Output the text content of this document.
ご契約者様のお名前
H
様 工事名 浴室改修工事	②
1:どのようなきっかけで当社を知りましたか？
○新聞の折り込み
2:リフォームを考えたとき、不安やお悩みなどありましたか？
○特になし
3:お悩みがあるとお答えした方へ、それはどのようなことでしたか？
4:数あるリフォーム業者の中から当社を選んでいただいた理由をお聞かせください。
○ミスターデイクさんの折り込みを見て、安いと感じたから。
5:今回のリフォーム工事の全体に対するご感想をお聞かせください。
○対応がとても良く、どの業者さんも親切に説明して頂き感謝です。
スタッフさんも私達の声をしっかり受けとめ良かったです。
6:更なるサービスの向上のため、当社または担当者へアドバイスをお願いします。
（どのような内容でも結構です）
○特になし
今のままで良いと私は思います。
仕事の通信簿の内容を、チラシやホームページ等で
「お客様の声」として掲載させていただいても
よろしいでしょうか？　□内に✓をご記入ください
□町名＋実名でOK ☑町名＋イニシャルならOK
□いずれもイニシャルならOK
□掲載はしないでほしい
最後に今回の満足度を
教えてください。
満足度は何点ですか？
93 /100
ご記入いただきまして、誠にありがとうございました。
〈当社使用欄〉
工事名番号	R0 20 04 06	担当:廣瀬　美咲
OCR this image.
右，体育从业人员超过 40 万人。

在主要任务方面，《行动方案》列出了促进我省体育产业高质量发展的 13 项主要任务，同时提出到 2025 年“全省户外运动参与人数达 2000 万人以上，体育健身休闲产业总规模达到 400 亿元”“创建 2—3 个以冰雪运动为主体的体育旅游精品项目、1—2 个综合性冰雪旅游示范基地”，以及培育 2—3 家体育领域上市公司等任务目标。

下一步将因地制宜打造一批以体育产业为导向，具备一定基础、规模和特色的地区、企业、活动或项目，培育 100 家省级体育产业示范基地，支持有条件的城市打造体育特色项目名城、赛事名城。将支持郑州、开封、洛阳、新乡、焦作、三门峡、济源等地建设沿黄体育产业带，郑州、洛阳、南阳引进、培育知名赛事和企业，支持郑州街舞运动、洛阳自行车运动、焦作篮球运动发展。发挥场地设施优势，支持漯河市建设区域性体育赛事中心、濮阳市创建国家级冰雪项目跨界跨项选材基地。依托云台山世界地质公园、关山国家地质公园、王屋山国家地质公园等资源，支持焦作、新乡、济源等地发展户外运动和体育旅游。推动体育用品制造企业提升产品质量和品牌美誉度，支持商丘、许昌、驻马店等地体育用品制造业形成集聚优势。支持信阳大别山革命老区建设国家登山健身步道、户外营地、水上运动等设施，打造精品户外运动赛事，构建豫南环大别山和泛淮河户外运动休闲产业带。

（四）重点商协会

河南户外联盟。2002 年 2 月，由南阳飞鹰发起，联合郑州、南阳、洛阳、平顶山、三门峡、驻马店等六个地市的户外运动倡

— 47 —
┄┄┄┄┄┄┄┄┄┄
# Exercise description
Transcribe all lines as written.

# Response to the exercise
Output the text content of this document.
ご契約者様のお名前
H
様 工事名 浴室改修工事	②
1:どのようなきっかけで当社を知りましたか？
○新聞の折り込み
2:リフォームを考えたとき、不安やお悩みなどありましたか？
○特になし
3:お悩みがあるとお答えした方へ、それはどのようなことでしたか？
4:数あるリフォーム業者の中から当社を選んでいただいた理由をお聞かせください。
○ミスターデイクさんの折り込みを見て、安いと感じたから。
5:今回のリフォーム工事の全体に対するご感想をお聞かせください。
○対応がとても良く、どの業者さんも親切に説明して頂き感謝です。
スタッフさんも私達の声をしっかり受けとめ良かったです。
6:更なるサービスの向上のため、当社または担当者へアドバイスをお願いします。
（どのような内容でも結構です）
○特になし
今のままで良いと私は思います。
仕事の通信簿の内容を、チラシやホームページ等で
「お客様の声」として掲載させていただいても
よろしいでしょうか？　□内に✓をご記入ください
□町名＋実名でOK ☑町名＋イニシャルならOK
□いずれもイニシャルならOK
□掲載はしないでほしい
最後に今回の満足度を
教えてください。
満足度は何点ですか？
93 /100
ご記入いただきまして、誠にありがとうございました。
〈当社使用欄〉
工事名番号	R0 20 04 06	担当:廣瀬　美咲
OCR this image.
右，体育从业人员超过 40 万人。

在主要任务方面，《行动方案》列出了促进我省体育产业高质量发展的 13 项主要任务，同时提出到 2025 年“全省户外运动参与人数达 2000 万人以上，体育健身休闲产业总规模达到 400 亿元”“创建 2—3 个以冰雪运动为主体的体育旅游精品项目、1—2 个综合性冰雪旅游示范基地”，以及培育 2—3 家体育领域上市公司等任务目标。

下一步将因地制宜打造一批以体育产业为导向，具备一定基础、规模和特色的地区、企业、活动或项目，培育 100 家省级体育产业示范基地，支持有条件的城市打造体育特色项目名城、赛事名城。将支持郑州、开封、洛阳、新乡、焦作、三门峡、济源等地建设沿黄体育产业带，郑州、洛阳、南阳引进、培育知名赛事和企业，支持郑州街舞运动、洛阳自行车运动、焦作篮球运动发展。发挥场地设施优势，支持漯河市建设区域性体育赛事中心、濮阳市创建国家级冰雪项目跨界跨项选材基地。依托云台山世界地质公园、关山国家地质公园、王屋山国家地质公园等资源，支持焦作、新乡、济源等地发展户外运动和体育旅游。推动体育用品制造企业提升产品质量和品牌美誉度，支持商丘、许昌、驻马店等地体育用品制造业形成集聚优势。支持信阳大别山革命老区建设国家登山健身步道、户外营地、水上运动等设施，打造精品户外运动赛事，构建豫南环大别山和泛淮河户外运动休闲产业带。

（四）重点商协会

河南户外联盟。2002 年 2 月，由南阳飞鹰发起，联合郑州、南阳、洛阳、平顶山、三门峡、驻马店等六个地市的户外运动倡

— 47 —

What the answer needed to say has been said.